# [WHAT IS EXPECTED]
Where a line of the listing below includes the word "abitazione", reproduce that line.

(Dataset items)
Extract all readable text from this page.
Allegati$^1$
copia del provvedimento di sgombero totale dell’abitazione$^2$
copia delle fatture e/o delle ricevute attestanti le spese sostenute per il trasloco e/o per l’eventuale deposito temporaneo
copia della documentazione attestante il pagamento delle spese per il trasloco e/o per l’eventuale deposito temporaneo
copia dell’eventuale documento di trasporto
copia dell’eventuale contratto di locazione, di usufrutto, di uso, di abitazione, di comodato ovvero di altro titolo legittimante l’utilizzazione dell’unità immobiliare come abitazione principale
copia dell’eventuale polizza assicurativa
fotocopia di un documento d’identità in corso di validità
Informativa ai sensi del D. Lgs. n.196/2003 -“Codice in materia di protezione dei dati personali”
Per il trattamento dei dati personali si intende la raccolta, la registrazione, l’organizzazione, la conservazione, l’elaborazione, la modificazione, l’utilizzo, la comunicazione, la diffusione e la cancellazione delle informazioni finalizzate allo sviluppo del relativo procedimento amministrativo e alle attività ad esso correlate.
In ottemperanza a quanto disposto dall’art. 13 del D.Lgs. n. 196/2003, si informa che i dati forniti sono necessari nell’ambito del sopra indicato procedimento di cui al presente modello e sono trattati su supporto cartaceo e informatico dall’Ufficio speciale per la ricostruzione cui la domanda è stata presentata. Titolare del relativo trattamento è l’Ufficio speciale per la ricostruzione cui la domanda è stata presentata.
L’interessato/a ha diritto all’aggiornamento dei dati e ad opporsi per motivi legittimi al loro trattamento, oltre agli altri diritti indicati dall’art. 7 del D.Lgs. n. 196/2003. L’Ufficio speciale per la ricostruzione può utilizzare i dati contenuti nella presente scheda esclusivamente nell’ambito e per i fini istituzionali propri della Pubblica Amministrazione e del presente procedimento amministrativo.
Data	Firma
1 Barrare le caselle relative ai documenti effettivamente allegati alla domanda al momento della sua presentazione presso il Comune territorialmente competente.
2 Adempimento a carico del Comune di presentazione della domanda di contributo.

# [EXERCISE SOLUTION]
copia del provvedimento di sgombero totale dell’abitazione$^2$
copia dell’eventuale contratto di locazione, di usufrutto, di uso, di abitazione, di comodato ovvero di altro titolo legittimante l’utilizzazione dell’unità immobiliare come abitazione principale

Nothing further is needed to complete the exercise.